(Stored dataset items)

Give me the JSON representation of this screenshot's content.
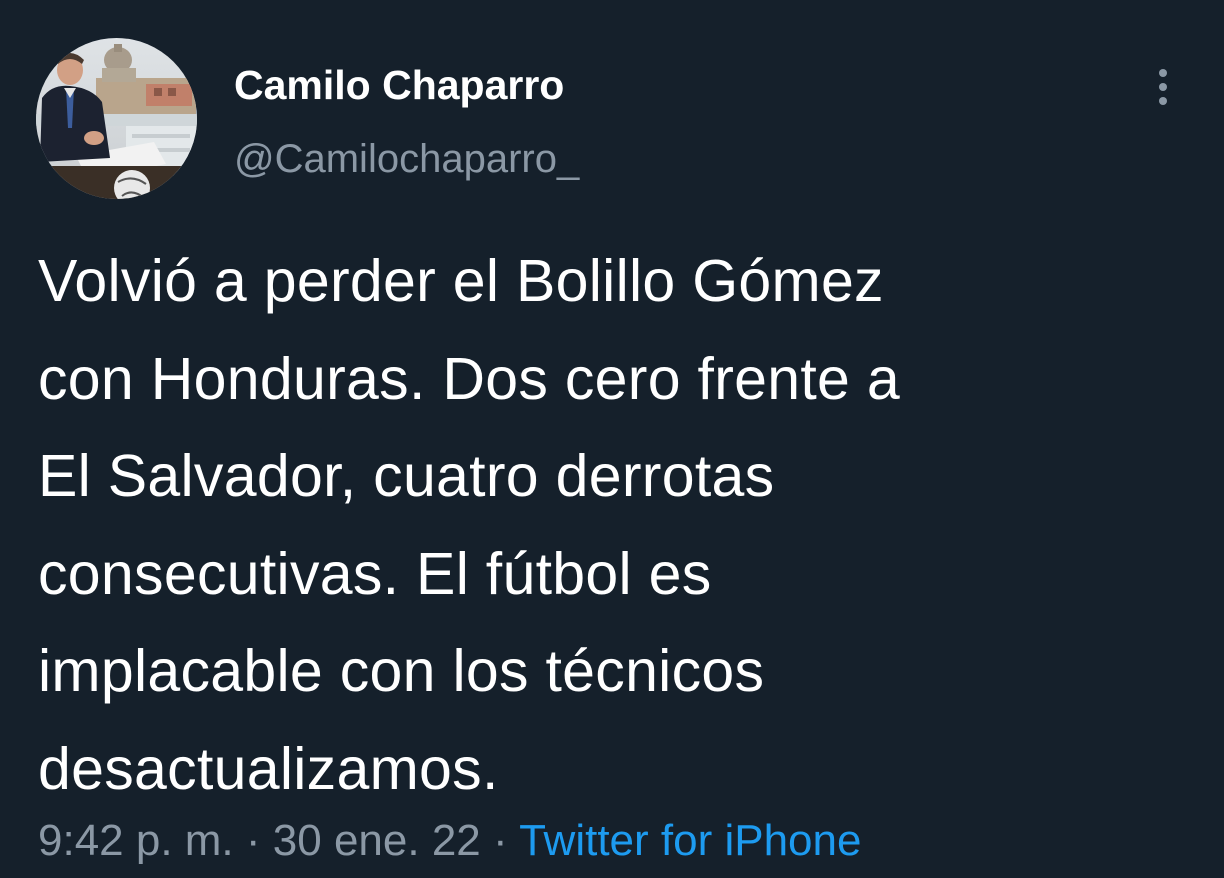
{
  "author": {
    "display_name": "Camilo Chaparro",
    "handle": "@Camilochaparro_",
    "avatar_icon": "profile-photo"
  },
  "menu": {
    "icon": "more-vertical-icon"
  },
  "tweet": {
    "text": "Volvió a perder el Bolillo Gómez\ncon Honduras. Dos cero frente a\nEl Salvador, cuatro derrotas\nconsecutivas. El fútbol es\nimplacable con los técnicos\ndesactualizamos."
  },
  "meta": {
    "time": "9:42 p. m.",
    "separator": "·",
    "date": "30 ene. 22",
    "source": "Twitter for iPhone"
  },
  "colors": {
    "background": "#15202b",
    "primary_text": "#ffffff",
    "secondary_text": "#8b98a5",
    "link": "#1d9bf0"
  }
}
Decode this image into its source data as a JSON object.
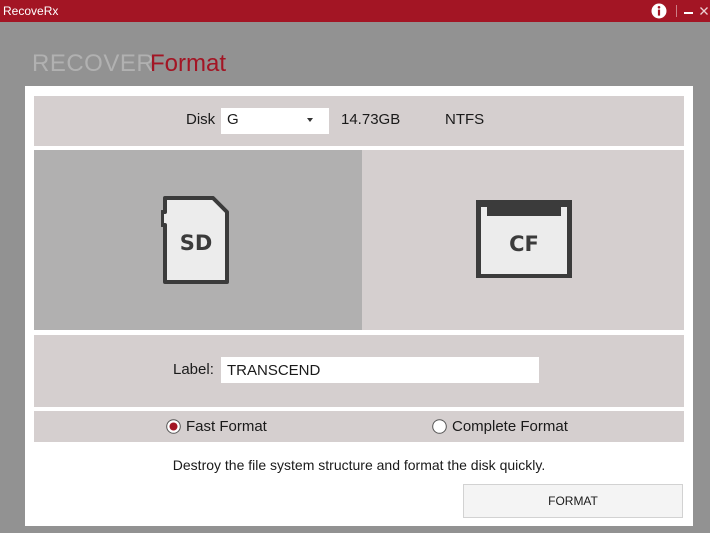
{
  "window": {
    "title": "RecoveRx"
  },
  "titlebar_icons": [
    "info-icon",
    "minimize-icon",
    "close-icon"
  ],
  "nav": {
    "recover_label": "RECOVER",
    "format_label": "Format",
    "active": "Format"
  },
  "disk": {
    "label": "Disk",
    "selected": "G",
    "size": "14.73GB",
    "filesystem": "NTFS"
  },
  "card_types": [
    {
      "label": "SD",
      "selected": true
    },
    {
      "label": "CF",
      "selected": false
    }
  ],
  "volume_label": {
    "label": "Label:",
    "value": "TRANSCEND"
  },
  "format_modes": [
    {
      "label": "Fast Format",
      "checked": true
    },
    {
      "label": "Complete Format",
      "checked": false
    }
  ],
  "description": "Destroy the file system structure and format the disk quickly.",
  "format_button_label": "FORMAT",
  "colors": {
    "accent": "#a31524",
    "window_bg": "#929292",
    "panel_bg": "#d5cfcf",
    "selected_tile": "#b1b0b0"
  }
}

**Exercise prompt**: Copy out each record shown above without alteration, skipping any picture.

**Reply to the task**:
Give me the JSON representation of this screenshot's content.
{
  "author": {
    "display_name": "Camilo Chaparro",
    "handle": "@Camilochaparro_",
    "avatar_icon": "profile-photo"
  },
  "menu": {
    "icon": "more-vertical-icon"
  },
  "tweet": {
    "text": "Volvió a perder el Bolillo Gómez\ncon Honduras. Dos cero frente a\nEl Salvador, cuatro derrotas\nconsecutivas. El fútbol es\nimplacable con los técnicos\ndesactualizamos."
  },
  "meta": {
    "time": "9:42 p. m.",
    "separator": "·",
    "date": "30 ene. 22",
    "source": "Twitter for iPhone"
  },
  "colors": {
    "background": "#15202b",
    "primary_text": "#ffffff",
    "secondary_text": "#8b98a5",
    "link": "#1d9bf0"
  }
}
Decode this image into its source data as a JSON object.
{
  "window": {
    "title": "RecoveRx"
  },
  "titlebar_icons": [
    "info-icon",
    "minimize-icon",
    "close-icon"
  ],
  "nav": {
    "recover_label": "RECOVER",
    "format_label": "Format",
    "active": "Format"
  },
  "disk": {
    "label": "Disk",
    "selected": "G",
    "size": "14.73GB",
    "filesystem": "NTFS"
  },
  "card_types": [
    {
      "label": "SD",
      "selected": true
    },
    {
      "label": "CF",
      "selected": false
    }
  ],
  "volume_label": {
    "label": "Label:",
    "value": "TRANSCEND"
  },
  "format_modes": [
    {
      "label": "Fast Format",
      "checked": true
    },
    {
      "label": "Complete Format",
      "checked": false
    }
  ],
  "description": "Destroy the file system structure and format the disk quickly.",
  "format_button_label": "FORMAT",
  "colors": {
    "accent": "#a31524",
    "window_bg": "#929292",
    "panel_bg": "#d5cfcf",
    "selected_tile": "#b1b0b0"
  }
}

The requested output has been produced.